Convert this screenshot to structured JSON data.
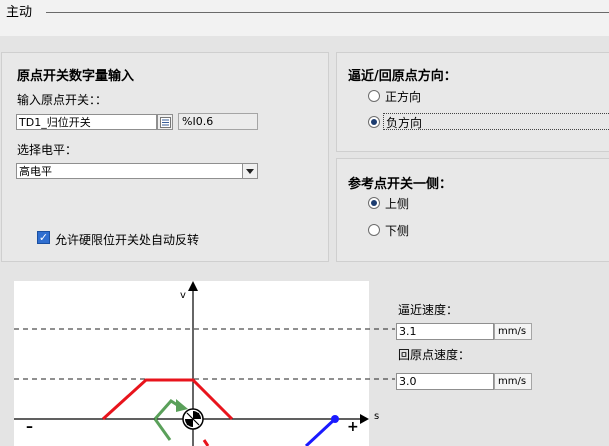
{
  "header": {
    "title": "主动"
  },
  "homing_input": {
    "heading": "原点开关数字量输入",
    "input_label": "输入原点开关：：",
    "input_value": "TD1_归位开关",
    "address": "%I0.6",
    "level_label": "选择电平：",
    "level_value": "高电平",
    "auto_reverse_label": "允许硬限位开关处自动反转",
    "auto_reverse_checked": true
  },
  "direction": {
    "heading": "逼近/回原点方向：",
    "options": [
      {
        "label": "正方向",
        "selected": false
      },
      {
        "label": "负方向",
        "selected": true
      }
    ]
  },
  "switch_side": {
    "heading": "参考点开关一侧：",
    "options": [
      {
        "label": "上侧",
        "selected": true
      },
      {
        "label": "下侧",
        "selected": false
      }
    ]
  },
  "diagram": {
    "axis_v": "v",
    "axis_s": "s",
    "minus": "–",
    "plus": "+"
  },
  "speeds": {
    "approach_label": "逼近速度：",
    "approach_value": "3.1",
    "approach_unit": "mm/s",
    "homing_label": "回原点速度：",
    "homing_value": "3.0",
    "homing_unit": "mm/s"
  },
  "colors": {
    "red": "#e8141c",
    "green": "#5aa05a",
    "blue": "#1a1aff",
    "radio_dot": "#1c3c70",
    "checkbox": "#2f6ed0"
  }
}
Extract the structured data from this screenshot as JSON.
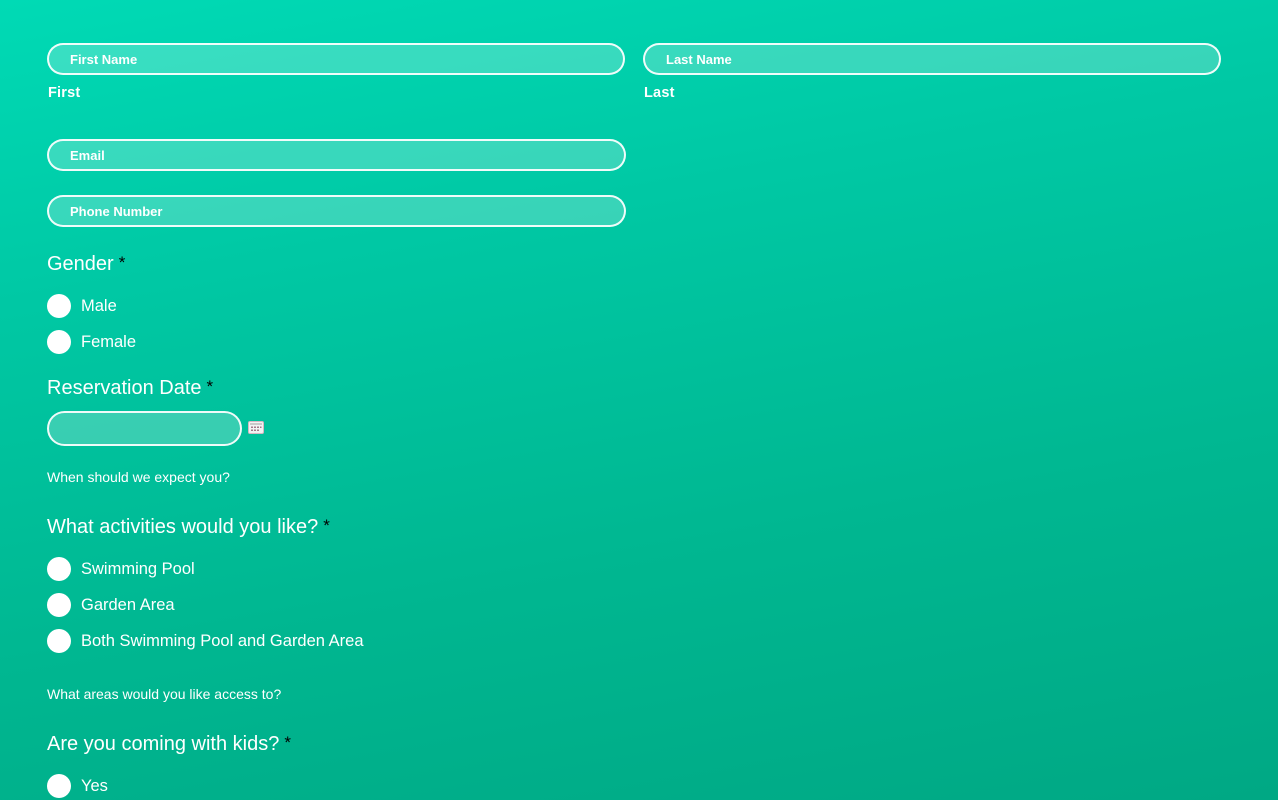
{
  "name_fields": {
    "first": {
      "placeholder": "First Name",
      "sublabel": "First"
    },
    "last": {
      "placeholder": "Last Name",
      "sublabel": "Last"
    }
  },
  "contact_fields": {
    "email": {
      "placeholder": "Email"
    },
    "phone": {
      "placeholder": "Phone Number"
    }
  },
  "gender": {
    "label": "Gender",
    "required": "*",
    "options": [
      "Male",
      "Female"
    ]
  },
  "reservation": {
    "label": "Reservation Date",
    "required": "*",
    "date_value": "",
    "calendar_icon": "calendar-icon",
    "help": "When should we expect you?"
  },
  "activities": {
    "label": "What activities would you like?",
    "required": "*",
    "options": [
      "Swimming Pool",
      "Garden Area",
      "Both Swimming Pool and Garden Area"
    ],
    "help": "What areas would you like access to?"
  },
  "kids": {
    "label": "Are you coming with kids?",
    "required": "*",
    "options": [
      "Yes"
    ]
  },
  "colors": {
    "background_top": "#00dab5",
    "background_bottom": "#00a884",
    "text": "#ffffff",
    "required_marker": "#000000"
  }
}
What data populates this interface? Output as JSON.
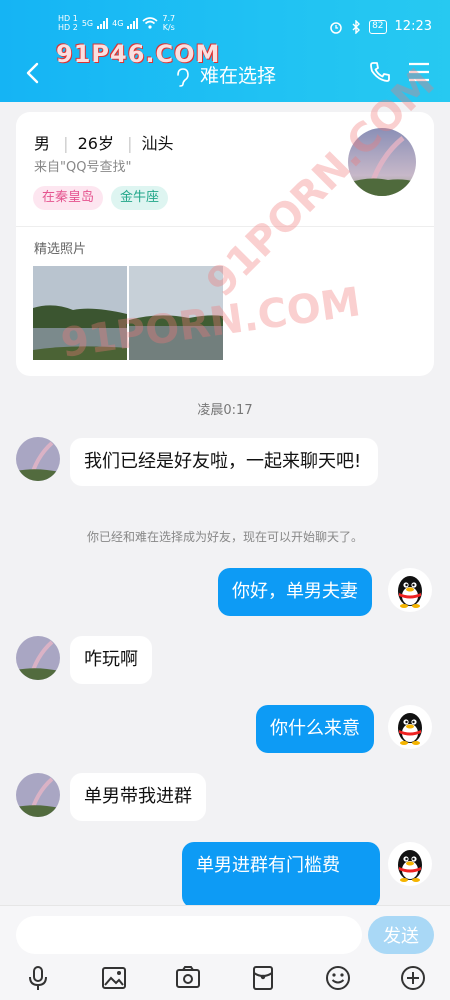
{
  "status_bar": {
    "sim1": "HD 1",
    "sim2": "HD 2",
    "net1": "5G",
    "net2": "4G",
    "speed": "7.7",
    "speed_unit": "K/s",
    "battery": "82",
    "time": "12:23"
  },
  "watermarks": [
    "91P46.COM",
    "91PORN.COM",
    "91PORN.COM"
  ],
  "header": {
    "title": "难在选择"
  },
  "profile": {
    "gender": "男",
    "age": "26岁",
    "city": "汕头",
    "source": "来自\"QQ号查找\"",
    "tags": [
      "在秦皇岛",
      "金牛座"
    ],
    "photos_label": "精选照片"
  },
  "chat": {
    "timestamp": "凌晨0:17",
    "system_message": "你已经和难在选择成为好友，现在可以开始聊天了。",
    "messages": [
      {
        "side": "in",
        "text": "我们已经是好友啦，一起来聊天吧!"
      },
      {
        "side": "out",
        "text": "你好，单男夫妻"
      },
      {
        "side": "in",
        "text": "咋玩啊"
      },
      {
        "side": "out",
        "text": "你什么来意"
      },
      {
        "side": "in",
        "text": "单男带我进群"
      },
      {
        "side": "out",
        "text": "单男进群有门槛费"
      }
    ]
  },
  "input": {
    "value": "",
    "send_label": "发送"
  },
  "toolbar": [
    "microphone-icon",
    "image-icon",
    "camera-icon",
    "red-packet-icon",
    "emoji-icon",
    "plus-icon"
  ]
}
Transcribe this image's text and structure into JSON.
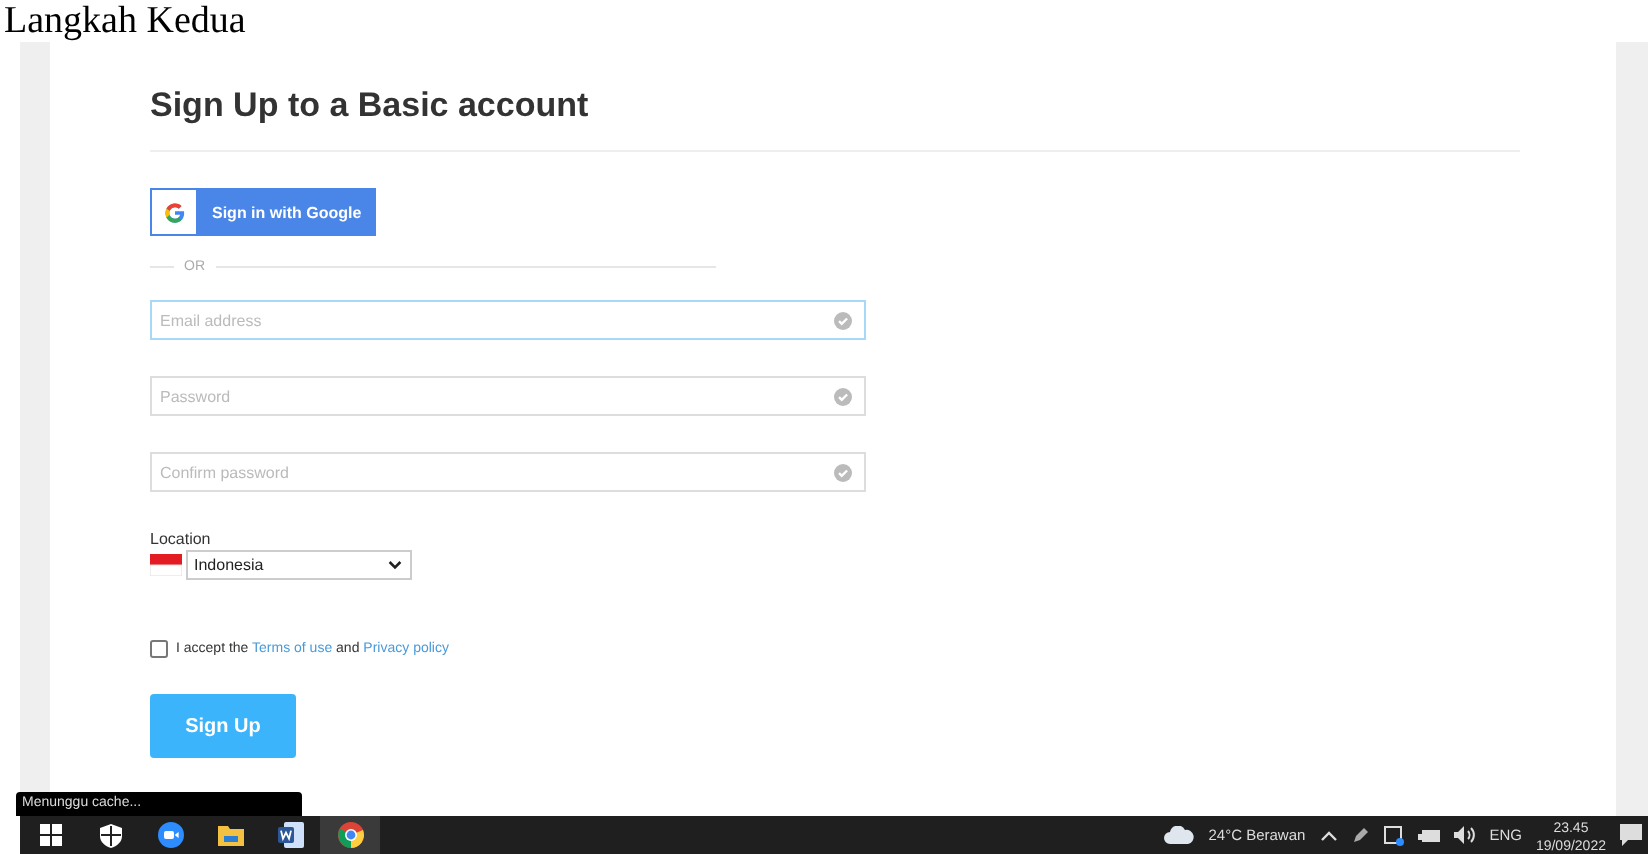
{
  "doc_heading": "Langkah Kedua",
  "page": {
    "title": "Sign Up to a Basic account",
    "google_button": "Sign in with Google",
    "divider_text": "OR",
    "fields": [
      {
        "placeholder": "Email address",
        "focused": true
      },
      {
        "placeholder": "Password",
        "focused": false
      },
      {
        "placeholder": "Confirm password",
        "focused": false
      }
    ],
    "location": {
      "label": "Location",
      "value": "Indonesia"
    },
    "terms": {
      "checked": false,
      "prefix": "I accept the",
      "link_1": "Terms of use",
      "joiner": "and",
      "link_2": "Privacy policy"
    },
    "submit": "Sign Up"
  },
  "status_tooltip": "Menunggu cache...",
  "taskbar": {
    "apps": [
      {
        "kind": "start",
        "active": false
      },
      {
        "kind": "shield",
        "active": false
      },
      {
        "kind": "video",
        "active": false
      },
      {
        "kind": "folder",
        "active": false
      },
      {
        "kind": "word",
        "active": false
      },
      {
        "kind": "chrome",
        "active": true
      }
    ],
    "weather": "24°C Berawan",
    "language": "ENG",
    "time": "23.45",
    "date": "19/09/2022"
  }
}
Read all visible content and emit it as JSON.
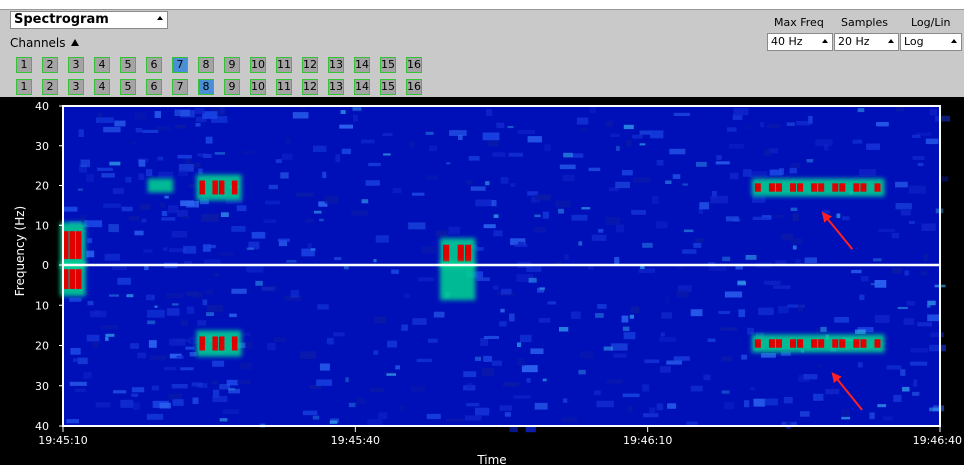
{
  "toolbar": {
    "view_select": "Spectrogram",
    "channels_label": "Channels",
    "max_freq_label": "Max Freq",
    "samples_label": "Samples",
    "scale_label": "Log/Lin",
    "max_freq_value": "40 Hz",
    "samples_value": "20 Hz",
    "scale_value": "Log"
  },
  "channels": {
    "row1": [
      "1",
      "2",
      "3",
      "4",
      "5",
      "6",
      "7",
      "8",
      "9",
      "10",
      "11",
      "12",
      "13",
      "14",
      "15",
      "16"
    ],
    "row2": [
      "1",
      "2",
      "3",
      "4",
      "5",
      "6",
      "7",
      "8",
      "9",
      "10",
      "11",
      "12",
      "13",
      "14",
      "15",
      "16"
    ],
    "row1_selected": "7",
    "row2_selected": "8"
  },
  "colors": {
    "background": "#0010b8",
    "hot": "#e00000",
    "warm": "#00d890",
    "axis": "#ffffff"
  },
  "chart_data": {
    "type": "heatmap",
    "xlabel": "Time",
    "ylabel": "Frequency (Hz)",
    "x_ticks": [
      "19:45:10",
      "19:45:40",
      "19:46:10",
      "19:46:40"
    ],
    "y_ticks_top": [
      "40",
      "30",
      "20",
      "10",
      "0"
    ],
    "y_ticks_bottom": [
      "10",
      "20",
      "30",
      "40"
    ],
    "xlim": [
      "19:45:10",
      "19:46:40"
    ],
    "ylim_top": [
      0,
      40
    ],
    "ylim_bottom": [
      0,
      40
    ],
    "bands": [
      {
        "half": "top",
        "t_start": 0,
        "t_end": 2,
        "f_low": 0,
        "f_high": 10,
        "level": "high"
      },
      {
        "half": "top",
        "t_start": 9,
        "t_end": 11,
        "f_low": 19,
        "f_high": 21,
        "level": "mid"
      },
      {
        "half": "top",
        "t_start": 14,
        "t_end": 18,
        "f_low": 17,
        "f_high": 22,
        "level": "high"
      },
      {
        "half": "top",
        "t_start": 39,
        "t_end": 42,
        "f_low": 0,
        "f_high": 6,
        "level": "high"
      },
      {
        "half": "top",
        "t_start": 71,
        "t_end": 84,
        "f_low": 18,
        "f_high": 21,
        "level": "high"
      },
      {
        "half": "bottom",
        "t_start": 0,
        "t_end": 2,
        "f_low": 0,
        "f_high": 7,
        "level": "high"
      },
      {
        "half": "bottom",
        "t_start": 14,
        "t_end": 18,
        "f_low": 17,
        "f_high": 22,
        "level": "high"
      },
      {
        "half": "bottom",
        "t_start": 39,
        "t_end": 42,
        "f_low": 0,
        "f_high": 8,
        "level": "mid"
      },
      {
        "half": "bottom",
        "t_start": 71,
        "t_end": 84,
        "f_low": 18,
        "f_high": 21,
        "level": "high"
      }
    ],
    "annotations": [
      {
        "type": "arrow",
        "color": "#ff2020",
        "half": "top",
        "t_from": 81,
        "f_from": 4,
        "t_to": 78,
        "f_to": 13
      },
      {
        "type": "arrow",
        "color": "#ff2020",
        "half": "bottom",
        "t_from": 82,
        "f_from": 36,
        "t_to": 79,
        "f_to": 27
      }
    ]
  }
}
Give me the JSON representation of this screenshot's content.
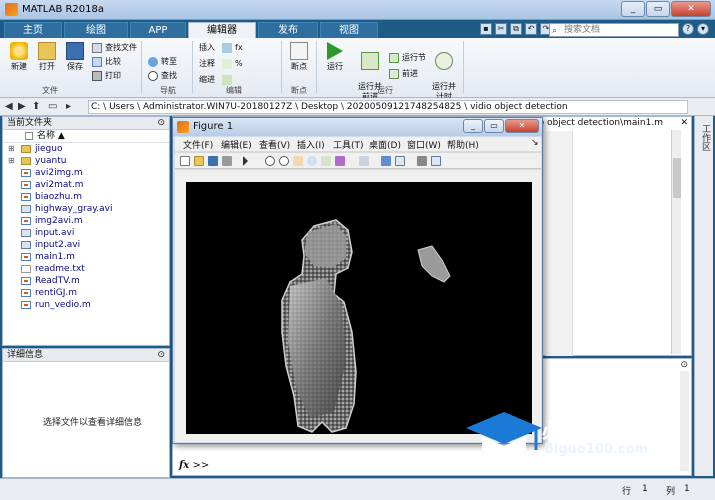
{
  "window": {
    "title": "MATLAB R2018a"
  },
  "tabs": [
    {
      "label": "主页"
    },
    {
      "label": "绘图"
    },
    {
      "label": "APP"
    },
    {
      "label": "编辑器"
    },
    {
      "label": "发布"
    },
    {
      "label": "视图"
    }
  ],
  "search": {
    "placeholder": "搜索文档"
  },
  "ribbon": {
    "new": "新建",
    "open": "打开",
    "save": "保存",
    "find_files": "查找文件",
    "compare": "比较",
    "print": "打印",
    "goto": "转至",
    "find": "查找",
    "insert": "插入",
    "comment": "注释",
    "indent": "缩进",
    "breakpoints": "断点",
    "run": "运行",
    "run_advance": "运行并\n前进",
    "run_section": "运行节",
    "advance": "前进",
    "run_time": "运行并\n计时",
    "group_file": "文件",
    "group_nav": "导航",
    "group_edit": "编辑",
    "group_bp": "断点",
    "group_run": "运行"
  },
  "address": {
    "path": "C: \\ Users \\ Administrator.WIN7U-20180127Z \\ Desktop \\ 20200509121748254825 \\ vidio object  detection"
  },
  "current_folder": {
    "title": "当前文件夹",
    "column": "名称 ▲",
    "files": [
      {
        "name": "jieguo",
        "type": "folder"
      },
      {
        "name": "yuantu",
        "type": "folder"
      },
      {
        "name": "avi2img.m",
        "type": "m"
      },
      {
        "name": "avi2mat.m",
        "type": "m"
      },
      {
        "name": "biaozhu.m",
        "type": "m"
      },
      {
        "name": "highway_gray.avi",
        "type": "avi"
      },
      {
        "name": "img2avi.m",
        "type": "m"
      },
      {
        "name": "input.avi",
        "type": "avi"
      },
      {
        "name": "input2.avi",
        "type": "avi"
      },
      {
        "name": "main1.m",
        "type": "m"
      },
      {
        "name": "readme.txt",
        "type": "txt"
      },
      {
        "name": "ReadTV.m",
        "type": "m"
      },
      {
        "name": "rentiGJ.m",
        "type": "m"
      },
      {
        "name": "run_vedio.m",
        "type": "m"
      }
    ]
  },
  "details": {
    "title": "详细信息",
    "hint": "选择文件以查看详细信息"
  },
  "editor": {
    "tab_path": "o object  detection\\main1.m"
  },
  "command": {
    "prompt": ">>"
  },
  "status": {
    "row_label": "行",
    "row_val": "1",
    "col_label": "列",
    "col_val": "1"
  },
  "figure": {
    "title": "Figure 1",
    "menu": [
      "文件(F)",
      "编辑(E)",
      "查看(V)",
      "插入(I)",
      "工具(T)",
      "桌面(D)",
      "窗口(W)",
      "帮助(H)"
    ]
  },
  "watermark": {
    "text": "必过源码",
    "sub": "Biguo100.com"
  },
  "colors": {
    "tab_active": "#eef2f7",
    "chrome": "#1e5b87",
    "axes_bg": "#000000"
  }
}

▶ **Exercise brief**:
Copy out every line from the records that has the word "screenshot".

▶ **Reply**:
Convert this screenshot to structured JSON data.
Extract the structured data from this screenshot as JSON.
Give me the JSON representation of this screenshot's content.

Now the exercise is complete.